▶ WHAT TO DO
Filter this material down to the lines that hold "name", copying each one.

··· RECORDED INFORMATION ···

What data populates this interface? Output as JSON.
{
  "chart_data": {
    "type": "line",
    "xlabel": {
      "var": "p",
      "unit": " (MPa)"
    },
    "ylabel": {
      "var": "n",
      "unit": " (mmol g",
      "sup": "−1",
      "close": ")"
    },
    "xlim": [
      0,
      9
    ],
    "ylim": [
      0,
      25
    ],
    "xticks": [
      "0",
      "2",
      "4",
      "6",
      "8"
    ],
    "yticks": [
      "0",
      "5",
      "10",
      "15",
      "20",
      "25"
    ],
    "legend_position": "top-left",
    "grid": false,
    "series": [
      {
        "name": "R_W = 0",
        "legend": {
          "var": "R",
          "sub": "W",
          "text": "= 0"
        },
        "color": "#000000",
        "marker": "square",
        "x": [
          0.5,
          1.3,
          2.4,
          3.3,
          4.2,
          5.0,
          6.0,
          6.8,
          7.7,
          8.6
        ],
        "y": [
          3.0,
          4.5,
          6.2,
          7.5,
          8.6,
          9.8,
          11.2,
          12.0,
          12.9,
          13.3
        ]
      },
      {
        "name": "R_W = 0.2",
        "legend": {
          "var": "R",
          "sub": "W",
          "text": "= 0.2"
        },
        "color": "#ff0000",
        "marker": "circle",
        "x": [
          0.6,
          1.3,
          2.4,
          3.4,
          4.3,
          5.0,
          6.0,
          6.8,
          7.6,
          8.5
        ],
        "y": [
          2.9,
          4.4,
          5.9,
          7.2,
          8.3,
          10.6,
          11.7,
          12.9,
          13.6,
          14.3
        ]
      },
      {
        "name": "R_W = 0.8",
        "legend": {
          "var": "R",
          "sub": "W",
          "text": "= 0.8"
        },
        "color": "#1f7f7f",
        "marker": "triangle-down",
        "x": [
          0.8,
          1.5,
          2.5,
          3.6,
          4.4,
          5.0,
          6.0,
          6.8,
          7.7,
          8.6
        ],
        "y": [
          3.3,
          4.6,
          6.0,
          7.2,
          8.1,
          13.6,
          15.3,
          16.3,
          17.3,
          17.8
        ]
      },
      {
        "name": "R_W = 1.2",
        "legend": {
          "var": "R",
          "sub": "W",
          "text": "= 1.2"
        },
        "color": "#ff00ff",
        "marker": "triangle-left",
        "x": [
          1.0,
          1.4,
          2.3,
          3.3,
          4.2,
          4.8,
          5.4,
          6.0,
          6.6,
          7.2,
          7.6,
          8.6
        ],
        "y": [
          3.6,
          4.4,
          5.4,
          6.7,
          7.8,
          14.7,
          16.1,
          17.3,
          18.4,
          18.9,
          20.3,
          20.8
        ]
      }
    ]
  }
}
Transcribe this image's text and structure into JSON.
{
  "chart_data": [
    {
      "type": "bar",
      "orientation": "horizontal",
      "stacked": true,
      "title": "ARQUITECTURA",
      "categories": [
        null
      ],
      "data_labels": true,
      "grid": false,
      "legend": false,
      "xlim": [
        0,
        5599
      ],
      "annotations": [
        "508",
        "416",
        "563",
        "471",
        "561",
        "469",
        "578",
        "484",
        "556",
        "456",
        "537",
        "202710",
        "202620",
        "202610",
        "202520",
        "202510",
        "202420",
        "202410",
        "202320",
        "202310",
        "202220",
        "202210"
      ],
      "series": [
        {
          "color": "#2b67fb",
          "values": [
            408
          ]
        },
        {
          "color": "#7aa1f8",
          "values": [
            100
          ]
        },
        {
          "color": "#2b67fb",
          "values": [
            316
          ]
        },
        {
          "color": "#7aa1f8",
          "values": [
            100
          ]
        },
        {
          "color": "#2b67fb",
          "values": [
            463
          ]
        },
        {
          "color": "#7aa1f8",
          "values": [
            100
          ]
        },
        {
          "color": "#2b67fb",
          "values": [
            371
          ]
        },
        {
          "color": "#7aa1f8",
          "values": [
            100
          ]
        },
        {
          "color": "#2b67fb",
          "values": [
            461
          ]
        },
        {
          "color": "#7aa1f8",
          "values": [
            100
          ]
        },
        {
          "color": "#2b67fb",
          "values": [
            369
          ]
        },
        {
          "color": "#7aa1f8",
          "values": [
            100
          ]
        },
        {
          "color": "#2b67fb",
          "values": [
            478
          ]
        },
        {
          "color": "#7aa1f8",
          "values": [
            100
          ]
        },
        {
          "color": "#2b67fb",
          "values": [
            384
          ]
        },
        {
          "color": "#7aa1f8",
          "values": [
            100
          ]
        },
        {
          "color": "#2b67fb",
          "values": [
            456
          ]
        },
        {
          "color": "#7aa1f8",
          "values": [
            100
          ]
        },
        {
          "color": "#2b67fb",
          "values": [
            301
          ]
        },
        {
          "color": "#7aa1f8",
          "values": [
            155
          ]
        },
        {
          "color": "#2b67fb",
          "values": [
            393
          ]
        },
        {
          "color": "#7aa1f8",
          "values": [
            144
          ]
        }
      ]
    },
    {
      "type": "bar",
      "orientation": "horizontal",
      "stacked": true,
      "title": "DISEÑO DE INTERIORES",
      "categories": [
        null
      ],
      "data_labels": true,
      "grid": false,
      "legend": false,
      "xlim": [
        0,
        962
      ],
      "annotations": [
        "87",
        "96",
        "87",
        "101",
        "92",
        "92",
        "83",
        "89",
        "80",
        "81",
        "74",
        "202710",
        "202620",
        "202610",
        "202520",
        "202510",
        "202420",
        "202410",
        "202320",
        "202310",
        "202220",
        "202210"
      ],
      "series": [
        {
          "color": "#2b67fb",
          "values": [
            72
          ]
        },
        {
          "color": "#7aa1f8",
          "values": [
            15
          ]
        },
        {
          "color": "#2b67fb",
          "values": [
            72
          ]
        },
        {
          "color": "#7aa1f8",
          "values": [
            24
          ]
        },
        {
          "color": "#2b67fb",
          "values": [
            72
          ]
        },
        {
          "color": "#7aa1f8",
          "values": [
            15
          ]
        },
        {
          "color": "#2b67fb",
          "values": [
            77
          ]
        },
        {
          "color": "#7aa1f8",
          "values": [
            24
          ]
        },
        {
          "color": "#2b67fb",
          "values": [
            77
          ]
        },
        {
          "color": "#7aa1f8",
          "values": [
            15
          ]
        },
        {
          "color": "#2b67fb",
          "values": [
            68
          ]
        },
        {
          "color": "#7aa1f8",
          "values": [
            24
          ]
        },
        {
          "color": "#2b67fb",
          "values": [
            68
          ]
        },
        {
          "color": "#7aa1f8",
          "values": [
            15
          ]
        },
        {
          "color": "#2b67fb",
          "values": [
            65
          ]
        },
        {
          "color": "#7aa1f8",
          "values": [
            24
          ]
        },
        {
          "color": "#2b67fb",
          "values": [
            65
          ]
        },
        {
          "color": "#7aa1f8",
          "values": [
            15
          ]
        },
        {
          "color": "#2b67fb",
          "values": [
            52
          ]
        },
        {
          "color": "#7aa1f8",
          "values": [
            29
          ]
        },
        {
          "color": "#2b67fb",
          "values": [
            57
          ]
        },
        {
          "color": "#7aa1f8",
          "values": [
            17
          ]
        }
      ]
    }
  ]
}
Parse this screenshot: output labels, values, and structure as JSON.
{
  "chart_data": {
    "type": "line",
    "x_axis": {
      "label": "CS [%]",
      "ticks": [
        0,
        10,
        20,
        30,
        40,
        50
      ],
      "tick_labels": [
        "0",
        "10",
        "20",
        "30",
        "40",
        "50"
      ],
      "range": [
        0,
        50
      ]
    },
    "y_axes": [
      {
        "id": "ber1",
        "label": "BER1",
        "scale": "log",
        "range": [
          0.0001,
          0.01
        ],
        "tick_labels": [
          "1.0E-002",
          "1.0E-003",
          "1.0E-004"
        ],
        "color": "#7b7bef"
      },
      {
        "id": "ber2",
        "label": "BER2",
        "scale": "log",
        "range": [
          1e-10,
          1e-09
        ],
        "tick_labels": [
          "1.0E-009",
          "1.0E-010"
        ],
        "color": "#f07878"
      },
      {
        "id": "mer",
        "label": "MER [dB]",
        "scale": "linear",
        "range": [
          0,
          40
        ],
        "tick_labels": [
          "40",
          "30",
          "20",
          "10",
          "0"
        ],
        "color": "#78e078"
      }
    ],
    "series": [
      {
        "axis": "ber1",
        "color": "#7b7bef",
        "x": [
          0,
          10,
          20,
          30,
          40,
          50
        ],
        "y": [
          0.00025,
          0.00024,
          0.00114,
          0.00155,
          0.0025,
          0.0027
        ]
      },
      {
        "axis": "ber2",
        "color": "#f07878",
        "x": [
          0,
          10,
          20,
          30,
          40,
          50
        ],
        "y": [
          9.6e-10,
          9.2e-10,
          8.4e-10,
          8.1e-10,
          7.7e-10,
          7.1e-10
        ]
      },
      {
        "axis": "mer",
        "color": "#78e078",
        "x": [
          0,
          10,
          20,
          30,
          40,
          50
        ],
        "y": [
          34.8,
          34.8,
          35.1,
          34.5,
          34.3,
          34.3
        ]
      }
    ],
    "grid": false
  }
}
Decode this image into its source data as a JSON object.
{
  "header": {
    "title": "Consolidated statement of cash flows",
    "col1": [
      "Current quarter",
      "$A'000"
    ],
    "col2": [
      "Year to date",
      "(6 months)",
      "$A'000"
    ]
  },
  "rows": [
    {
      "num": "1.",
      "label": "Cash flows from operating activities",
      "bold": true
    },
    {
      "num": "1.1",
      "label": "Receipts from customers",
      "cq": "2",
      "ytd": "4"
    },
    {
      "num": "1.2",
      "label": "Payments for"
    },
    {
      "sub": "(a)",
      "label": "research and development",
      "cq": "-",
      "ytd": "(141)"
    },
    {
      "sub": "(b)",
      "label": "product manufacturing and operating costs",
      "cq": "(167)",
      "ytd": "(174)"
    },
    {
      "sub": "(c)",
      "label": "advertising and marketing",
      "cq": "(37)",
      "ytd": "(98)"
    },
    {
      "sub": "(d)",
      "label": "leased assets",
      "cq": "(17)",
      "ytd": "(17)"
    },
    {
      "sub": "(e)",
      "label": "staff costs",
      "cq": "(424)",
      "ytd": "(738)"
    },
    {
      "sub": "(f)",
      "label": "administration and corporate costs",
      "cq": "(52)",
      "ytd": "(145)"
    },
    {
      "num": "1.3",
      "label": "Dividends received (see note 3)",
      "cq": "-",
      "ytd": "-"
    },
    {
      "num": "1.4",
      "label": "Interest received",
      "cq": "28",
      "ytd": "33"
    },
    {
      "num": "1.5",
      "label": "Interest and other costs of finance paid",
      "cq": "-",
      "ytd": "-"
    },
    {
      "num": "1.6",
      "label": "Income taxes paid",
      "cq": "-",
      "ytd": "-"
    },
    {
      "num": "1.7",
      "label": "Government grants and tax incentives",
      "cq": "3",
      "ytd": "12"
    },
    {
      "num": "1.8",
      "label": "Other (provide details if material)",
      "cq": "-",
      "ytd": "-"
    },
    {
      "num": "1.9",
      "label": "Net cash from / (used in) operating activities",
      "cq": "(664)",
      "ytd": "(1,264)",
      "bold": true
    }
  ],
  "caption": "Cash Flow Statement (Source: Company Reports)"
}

···

▶ SOLVED PROBLEM
        "name": "R_W = 0",
        "name": "R_W = 0.2",
        "name": "R_W = 0.8",
        "name": "R_W = 1.2",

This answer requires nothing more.